Your task
From the entries below, copy every line where the string "enemy" appears.

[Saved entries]
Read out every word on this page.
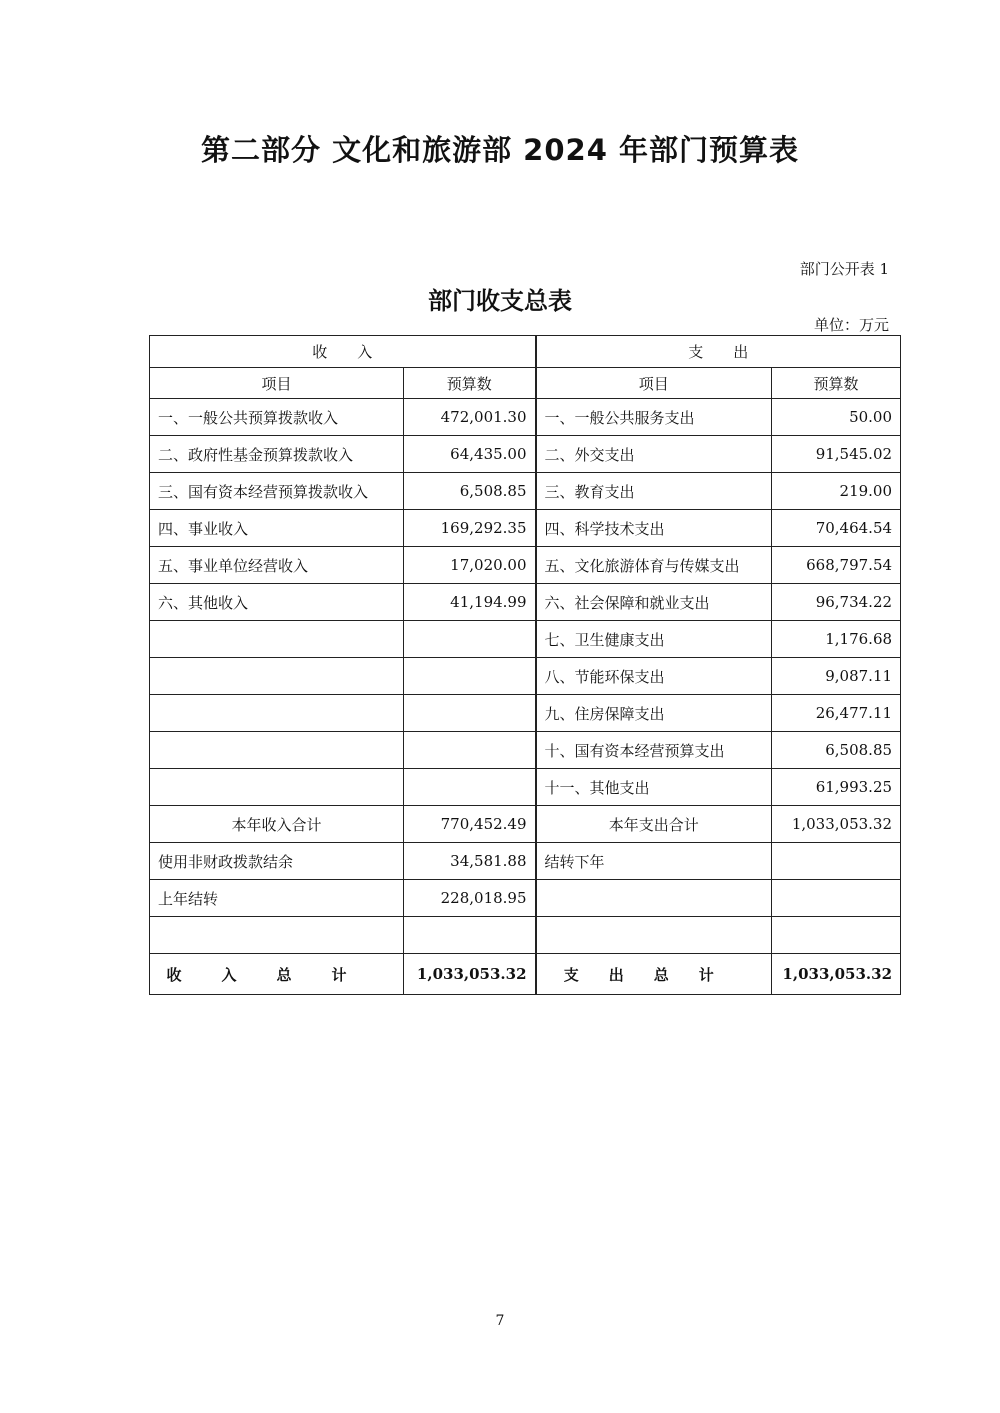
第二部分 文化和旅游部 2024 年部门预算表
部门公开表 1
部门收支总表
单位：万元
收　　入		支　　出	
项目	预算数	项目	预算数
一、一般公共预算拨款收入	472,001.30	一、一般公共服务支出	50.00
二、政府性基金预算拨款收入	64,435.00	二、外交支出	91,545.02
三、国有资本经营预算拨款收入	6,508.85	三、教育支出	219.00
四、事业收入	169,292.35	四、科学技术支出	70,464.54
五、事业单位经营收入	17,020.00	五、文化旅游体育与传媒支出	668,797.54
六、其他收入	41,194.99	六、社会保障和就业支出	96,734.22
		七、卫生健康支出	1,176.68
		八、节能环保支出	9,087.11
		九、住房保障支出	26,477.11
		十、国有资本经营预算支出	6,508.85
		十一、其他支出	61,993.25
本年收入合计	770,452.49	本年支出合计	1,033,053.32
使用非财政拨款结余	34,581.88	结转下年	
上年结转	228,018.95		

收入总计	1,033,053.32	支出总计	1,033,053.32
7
* * *
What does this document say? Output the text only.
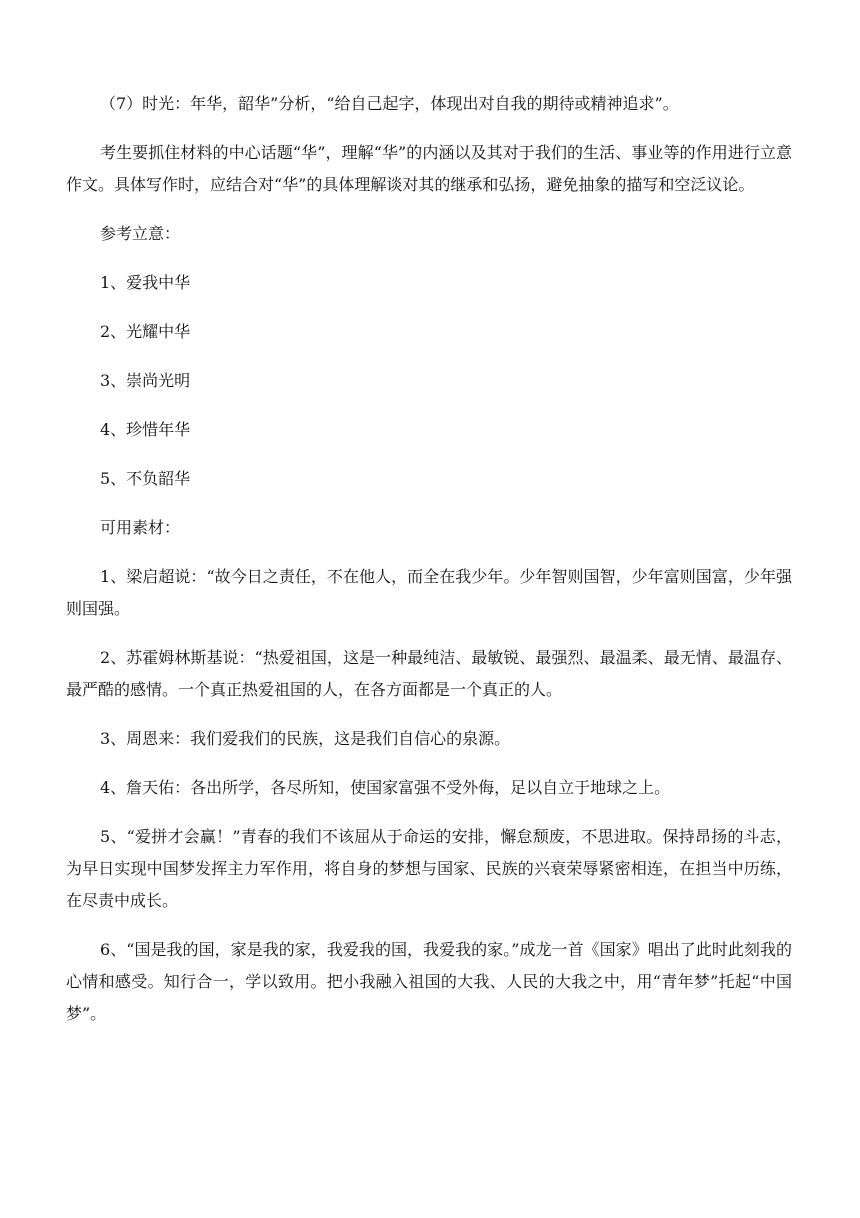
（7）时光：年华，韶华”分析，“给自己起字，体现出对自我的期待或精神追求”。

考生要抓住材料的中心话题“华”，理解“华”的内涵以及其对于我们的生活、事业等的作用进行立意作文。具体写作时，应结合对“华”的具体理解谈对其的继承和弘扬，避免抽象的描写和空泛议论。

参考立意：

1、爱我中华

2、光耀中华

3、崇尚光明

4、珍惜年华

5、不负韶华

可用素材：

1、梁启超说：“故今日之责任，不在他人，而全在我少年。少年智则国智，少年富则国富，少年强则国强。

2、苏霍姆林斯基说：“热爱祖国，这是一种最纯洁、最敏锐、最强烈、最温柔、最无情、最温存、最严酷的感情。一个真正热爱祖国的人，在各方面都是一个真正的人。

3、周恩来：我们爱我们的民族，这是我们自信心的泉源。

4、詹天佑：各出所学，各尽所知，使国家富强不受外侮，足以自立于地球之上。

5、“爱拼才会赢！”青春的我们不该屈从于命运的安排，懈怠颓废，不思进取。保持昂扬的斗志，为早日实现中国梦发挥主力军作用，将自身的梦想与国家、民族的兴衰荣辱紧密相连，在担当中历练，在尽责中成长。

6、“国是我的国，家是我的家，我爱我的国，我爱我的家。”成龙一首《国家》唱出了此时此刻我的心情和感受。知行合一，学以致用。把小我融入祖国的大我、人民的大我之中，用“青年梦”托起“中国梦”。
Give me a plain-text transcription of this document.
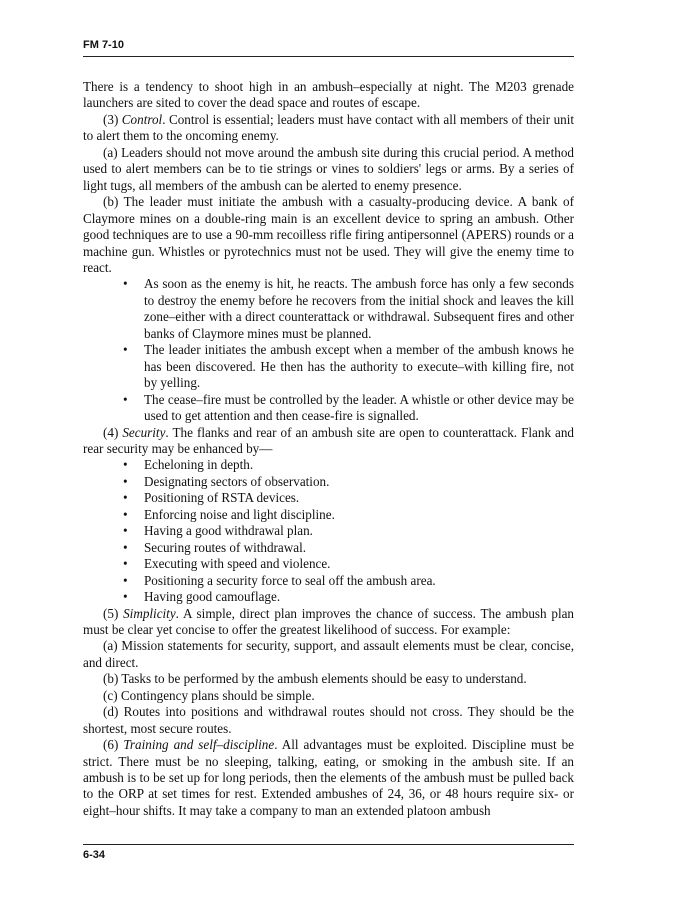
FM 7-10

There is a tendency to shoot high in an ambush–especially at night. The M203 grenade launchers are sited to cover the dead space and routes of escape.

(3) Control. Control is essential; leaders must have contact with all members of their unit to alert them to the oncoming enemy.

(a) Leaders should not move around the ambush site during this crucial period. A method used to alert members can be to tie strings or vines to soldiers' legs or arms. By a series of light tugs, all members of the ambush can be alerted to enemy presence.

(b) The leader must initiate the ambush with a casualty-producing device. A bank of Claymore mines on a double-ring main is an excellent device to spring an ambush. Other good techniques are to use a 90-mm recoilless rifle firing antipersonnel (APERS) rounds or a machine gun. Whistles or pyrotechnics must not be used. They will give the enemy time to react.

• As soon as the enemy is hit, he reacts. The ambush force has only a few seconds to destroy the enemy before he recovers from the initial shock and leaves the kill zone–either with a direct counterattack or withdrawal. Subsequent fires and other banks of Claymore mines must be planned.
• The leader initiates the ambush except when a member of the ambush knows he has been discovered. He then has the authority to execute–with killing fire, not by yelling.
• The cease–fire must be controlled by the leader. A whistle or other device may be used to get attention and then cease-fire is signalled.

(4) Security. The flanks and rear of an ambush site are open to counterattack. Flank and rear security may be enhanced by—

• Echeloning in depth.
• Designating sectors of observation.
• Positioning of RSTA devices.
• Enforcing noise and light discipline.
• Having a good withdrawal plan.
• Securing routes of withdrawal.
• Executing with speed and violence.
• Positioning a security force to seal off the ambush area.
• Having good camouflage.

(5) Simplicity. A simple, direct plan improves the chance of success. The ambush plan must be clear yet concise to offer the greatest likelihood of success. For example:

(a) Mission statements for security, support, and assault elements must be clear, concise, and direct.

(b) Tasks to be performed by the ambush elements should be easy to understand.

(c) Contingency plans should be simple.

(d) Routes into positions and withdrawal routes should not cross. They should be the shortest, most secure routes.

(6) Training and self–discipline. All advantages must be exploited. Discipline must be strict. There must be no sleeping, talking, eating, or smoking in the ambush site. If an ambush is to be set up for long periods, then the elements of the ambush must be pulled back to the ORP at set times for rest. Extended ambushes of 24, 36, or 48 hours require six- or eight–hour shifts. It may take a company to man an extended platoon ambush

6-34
...
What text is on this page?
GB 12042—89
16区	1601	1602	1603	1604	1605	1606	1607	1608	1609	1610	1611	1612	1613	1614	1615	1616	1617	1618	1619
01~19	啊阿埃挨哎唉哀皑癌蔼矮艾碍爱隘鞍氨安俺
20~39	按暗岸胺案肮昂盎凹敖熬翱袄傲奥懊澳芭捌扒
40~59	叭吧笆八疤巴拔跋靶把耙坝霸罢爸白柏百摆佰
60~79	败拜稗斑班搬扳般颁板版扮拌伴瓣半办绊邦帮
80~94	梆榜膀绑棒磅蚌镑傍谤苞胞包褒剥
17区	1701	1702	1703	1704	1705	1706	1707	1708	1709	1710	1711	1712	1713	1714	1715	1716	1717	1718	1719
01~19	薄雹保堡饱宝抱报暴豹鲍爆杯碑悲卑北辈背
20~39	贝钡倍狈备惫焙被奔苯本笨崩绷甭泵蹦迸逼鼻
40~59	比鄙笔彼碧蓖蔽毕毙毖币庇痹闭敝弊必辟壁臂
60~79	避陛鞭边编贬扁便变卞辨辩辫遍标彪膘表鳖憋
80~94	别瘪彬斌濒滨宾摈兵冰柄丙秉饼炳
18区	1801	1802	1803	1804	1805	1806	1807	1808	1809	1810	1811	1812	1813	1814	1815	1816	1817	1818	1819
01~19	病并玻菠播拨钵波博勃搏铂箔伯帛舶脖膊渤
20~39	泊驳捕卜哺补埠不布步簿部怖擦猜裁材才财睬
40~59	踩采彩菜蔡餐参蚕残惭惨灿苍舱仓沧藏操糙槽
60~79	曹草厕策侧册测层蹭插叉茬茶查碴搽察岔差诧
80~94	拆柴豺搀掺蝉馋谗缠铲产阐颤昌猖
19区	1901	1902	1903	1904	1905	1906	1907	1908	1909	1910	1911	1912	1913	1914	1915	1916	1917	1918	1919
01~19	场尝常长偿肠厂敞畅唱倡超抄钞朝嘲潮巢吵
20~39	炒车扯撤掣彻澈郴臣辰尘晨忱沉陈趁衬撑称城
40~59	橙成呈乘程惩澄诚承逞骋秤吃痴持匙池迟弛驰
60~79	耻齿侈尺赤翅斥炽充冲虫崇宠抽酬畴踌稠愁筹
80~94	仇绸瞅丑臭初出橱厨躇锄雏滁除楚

Answer to this task
(3) Control. Control is essential; leaders must have contact with all members of their unit to alert them to the oncoming enemy.
(a) Leaders should not move around the ambush site during this crucial period. A method used to alert members can be to tie strings or vines to soldiers' legs or arms. By a series of light tugs, all members of the ambush can be alerted to enemy presence.
(b) The leader must initiate the ambush with a casualty-producing device. A bank of Claymore mines on a double-ring main is an excellent device to spring an ambush. Other good techniques are to use a 90-mm recoilless rifle firing antipersonnel (APERS) rounds or a machine gun. Whistles or pyrotechnics must not be used. They will give the enemy time to react.
• As soon as the enemy is hit, he reacts. The ambush force has only a few seconds to destroy the enemy before he recovers from the initial shock and leaves the kill zone–either with a direct counterattack or withdrawal. Subsequent fires and other banks of Claymore mines must be planned.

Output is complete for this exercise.